#### SET EXERCISE
Return only the line that contains "Serialize everything readable" and each line after it, through the last line of the data below, copied exactly.

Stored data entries
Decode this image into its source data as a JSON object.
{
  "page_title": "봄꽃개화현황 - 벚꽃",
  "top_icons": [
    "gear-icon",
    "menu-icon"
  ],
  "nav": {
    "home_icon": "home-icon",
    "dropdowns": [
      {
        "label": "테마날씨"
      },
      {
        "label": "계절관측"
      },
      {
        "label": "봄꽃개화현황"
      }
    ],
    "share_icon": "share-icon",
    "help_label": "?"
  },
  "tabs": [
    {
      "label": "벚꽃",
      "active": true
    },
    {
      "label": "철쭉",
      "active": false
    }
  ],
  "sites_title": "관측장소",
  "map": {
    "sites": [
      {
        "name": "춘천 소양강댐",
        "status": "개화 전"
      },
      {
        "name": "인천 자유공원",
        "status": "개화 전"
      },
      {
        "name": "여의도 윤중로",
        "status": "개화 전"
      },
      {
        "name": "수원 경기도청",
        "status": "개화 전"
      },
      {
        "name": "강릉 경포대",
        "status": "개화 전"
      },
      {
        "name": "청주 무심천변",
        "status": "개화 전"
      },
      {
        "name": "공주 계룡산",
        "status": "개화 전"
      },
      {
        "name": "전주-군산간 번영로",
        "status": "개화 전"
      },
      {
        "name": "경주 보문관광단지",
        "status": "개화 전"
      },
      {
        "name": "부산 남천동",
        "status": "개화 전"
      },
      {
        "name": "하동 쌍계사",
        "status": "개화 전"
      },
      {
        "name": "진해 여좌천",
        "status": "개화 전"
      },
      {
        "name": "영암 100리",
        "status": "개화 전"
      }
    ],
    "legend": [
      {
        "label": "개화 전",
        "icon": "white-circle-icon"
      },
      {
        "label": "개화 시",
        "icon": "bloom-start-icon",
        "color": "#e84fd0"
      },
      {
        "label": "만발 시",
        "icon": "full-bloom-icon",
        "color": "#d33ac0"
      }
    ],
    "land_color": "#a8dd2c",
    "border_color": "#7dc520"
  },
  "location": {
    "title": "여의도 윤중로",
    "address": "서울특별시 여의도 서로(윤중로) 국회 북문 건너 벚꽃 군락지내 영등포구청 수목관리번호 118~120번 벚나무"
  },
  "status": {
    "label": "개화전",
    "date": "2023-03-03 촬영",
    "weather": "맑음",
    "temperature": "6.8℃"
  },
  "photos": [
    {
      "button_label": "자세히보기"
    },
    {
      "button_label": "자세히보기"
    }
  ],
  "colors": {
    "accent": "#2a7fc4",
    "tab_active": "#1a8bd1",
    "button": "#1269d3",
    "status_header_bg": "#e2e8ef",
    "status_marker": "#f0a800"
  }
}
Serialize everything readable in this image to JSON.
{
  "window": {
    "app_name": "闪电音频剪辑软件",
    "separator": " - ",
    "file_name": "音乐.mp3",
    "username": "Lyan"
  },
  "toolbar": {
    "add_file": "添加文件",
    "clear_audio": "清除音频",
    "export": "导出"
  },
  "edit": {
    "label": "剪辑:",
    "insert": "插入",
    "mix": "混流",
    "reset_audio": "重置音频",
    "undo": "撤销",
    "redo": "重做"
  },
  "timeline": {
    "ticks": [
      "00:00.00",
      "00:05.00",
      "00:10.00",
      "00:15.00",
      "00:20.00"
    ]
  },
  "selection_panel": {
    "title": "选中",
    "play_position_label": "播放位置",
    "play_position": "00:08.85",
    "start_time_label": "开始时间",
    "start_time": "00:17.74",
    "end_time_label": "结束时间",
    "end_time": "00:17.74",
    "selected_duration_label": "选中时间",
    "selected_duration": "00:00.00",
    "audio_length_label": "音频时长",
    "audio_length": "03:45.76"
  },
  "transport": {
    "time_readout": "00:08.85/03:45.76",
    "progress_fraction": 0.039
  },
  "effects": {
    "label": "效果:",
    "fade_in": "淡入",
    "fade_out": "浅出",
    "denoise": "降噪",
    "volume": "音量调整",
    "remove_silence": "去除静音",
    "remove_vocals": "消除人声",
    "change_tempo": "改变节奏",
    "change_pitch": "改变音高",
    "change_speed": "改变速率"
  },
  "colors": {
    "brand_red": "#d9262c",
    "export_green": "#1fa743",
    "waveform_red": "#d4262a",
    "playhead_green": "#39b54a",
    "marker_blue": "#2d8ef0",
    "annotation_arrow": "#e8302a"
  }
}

#### REPLY TO THE TASK
Serialize everything readable in this image to JSON.
{
  "window": {
    "app_name": "闪电音频剪辑软件",
    "separator": " - ",
    "file_name": "音乐.mp3",
    "username": "Lyan"
  },
  "toolbar": {
    "add_file": "添加文件",
    "clear_audio": "清除音频",
    "export": "导出"
  },
  "edit": {
    "label": "剪辑:",
    "insert": "插入",
    "mix": "混流",
    "reset_audio": "重置音频",
    "undo": "撤销",
    "redo": "重做"
  },
  "timeline": {
    "ticks": [
      "00:00.00",
      "00:05.00",
      "00:10.00",
      "00:15.00",
      "00:20.00"
    ]
  },
  "selection_panel": {
    "title": "选中",
    "play_position_label": "播放位置",
    "play_position": "00:08.85",
    "start_time_label": "开始时间",
    "start_time": "00:17.74",
    "end_time_label": "结束时间",
    "end_time": "00:17.74",
    "selected_duration_label": "选中时间",
    "selected_duration": "00:00.00",
    "audio_length_label": "音频时长",
    "audio_length": "03:45.76"
  },
  "transport": {
    "time_readout": "00:08.85/03:45.76",
    "progress_fraction": 0.039
  },
  "effects": {
    "label": "效果:",
    "fade_in": "淡入",
    "fade_out": "浅出",
    "denoise": "降噪",
    "volume": "音量调整",
    "remove_silence": "去除静音",
    "remove_vocals": "消除人声",
    "change_tempo": "改变节奏",
    "change_pitch": "改变音高",
    "change_speed": "改变速率"
  },
  "colors": {
    "brand_red": "#d9262c",
    "export_green": "#1fa743",
    "waveform_red": "#d4262a",
    "playhead_green": "#39b54a",
    "marker_blue": "#2d8ef0",
    "annotation_arrow": "#e8302a"
  }
}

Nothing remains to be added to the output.